GOAL: Give back a single number, the count of lines containing the word "content".
[start]
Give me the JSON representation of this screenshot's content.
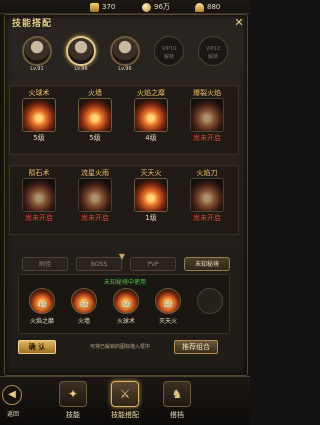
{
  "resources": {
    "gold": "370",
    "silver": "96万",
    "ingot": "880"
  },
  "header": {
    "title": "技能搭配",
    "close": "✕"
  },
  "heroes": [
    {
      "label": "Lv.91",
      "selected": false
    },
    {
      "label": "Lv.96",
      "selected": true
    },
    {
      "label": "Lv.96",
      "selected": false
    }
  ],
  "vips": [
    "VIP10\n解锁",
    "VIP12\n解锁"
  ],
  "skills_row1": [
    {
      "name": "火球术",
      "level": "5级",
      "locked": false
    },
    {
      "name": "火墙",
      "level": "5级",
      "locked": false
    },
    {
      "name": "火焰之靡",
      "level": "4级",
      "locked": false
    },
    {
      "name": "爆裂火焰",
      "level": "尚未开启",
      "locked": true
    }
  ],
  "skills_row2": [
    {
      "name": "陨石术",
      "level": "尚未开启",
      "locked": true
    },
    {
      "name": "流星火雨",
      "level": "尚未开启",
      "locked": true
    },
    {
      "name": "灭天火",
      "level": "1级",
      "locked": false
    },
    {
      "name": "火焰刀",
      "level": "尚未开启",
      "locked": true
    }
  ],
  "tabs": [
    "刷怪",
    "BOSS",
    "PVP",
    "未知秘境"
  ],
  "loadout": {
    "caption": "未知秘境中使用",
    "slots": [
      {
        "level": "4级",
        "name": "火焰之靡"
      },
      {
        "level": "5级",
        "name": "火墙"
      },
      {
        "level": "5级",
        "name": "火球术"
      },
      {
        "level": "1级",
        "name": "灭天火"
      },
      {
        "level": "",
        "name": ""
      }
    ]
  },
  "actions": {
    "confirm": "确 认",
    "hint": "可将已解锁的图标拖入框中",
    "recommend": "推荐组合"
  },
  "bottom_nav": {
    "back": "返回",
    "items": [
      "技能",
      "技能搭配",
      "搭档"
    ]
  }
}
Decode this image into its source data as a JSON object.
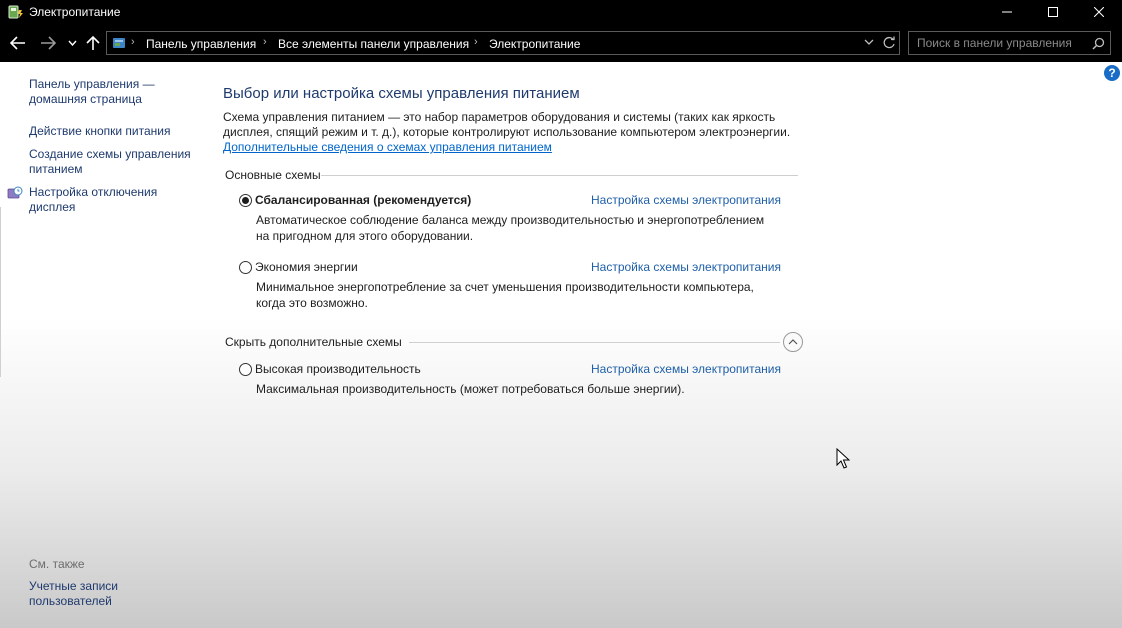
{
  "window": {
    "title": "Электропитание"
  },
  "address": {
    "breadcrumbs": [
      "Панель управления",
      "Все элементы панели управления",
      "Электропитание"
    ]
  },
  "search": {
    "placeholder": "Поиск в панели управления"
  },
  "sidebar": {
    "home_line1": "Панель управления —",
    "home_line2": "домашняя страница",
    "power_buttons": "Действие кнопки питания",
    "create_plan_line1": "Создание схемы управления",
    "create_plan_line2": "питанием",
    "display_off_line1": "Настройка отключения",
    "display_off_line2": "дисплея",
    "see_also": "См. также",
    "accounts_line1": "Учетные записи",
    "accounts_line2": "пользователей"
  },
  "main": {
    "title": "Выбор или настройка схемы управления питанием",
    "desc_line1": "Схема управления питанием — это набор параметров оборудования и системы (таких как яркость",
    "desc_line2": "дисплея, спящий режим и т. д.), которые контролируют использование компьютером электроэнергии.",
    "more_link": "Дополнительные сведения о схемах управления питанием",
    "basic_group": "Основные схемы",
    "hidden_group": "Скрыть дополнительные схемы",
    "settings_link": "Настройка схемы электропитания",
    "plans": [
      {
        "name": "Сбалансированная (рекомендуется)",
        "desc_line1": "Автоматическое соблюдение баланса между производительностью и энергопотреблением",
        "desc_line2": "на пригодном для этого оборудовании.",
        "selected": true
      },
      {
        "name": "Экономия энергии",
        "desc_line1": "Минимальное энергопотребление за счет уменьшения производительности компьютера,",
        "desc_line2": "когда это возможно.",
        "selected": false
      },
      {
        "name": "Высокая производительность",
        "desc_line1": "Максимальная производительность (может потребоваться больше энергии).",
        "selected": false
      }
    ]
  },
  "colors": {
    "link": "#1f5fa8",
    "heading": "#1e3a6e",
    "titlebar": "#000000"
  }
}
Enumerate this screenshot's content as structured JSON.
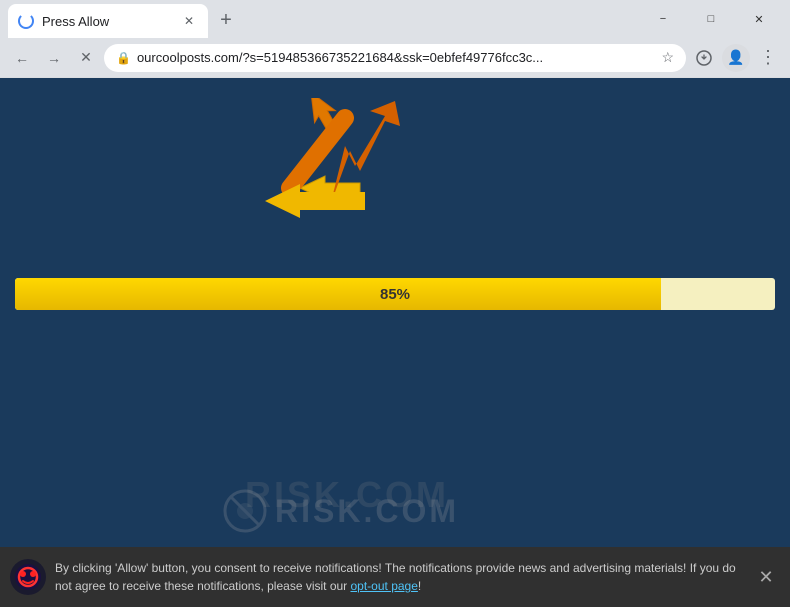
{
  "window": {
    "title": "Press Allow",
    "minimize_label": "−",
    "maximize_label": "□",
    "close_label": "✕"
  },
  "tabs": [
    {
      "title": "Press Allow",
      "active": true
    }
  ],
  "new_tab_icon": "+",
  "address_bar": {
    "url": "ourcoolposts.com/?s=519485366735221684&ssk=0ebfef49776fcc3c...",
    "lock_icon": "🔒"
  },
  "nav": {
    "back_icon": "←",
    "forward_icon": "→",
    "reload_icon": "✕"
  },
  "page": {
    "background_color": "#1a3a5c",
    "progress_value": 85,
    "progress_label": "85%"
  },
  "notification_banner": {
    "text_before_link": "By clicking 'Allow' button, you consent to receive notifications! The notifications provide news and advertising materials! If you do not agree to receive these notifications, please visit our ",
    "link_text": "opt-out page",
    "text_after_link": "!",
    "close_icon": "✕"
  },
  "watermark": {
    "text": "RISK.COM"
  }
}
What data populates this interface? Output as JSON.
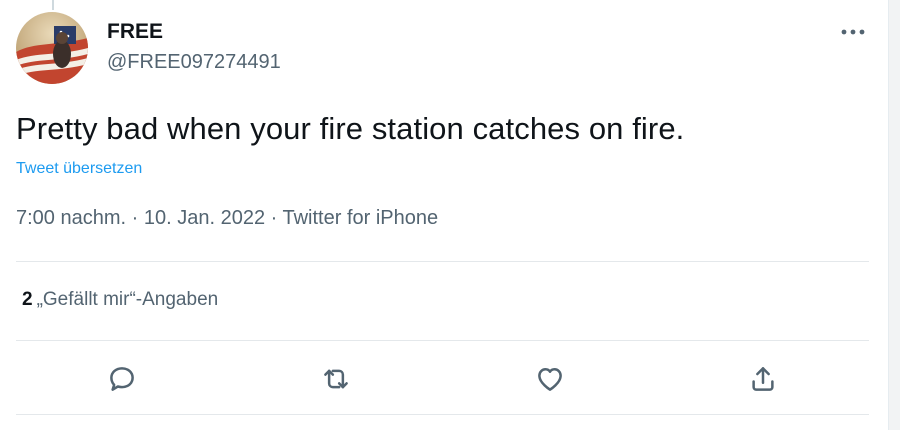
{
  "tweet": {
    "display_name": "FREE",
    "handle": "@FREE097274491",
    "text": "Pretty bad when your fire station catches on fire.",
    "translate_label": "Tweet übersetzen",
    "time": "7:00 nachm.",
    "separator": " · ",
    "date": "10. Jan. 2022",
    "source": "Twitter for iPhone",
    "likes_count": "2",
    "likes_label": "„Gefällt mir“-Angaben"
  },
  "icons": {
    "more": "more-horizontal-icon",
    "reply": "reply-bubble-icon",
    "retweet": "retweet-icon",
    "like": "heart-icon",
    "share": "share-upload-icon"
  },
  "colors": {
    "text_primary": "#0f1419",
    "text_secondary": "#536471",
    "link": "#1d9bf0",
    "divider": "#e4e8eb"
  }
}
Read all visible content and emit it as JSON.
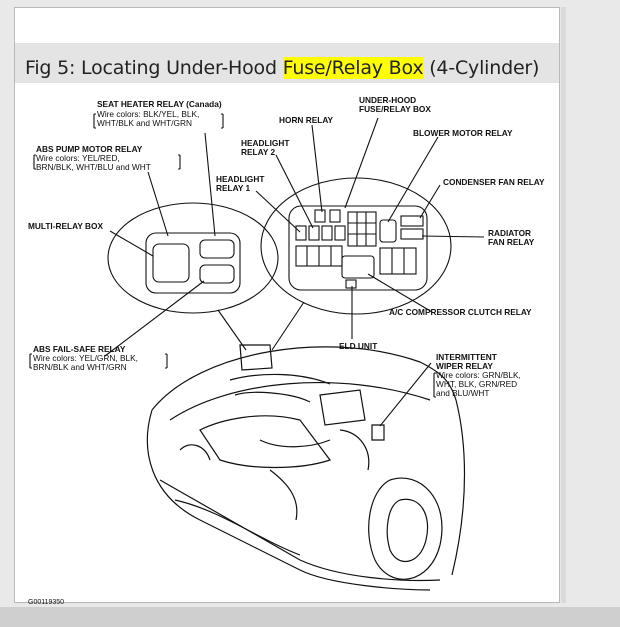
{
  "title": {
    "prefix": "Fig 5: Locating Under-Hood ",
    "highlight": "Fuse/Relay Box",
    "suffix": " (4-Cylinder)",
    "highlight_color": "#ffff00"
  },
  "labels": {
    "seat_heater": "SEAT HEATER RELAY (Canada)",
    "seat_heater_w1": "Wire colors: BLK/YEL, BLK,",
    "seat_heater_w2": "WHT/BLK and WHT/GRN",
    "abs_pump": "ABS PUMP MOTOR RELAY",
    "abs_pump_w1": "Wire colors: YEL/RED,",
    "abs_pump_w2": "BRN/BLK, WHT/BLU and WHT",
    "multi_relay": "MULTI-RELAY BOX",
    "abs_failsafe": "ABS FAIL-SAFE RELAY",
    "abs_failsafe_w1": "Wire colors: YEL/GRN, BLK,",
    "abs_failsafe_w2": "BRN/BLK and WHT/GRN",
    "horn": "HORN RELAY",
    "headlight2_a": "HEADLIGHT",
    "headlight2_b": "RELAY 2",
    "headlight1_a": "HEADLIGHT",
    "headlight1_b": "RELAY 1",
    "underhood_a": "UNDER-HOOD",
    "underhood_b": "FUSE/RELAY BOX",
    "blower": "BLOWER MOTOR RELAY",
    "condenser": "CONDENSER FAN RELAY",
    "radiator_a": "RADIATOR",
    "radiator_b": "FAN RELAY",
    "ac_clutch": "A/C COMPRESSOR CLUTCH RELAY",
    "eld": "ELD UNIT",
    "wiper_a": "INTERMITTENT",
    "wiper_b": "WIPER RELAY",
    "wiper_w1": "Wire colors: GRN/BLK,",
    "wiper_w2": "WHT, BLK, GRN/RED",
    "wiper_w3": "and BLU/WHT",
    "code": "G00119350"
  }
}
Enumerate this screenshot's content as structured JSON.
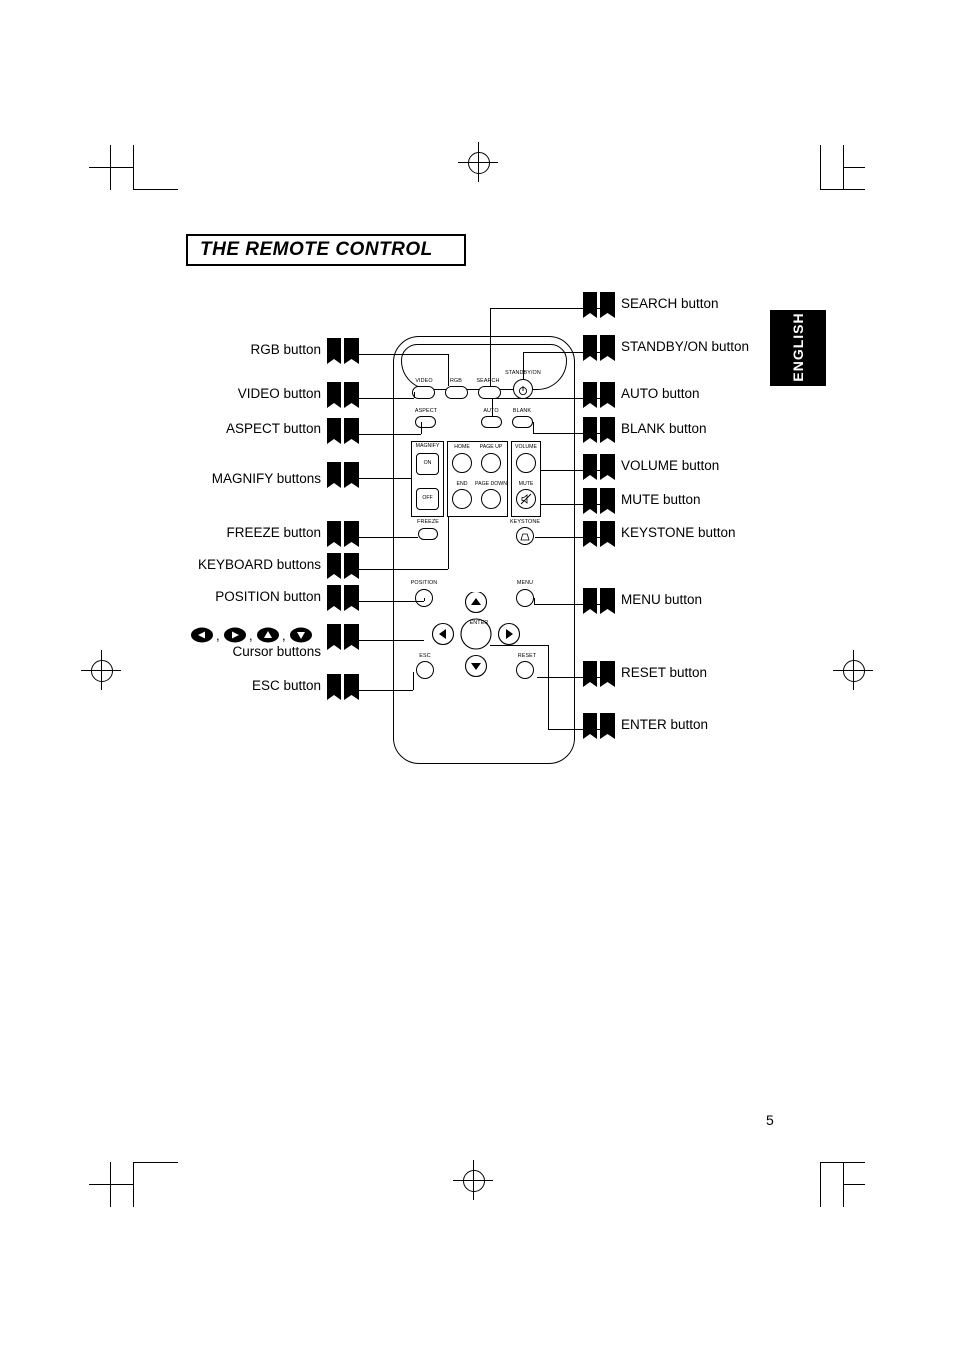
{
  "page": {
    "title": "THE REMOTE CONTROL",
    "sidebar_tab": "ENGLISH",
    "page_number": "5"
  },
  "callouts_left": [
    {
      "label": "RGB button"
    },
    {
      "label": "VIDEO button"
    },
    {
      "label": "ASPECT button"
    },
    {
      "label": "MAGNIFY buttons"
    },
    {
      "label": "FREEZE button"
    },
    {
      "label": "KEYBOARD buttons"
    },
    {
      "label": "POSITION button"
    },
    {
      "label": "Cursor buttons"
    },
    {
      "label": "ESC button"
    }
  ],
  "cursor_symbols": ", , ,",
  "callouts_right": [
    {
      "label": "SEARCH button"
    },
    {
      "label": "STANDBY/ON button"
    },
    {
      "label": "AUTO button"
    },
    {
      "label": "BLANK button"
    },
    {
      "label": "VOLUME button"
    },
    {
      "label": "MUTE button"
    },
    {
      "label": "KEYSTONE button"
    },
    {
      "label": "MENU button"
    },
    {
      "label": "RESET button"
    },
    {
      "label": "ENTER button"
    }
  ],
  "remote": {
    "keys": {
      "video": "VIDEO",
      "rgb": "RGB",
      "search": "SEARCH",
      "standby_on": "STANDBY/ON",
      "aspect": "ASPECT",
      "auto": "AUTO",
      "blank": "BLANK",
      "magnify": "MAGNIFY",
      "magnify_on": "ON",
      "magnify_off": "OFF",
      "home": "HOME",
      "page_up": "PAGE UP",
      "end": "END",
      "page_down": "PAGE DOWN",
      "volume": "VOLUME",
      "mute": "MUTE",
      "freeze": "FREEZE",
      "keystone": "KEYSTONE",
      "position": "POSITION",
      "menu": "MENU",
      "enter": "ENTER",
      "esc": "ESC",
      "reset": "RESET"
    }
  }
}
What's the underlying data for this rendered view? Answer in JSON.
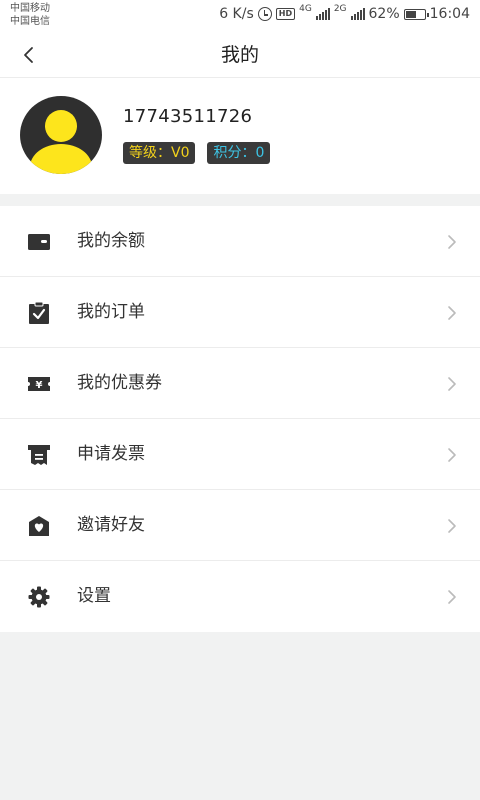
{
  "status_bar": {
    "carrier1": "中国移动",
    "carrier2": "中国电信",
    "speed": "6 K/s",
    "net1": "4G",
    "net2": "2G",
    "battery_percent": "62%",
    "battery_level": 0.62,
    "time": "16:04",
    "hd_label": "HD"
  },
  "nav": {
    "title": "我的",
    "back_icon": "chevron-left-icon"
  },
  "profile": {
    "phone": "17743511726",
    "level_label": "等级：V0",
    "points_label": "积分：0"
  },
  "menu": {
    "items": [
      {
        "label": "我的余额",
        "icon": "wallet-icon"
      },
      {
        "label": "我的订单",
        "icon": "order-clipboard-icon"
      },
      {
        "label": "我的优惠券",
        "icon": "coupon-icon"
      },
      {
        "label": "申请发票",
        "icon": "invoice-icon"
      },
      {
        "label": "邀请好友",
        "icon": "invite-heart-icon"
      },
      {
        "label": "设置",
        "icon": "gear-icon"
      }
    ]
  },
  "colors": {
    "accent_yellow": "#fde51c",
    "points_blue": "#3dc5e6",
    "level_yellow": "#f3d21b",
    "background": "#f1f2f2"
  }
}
[end]
FULL RESPONSE: 4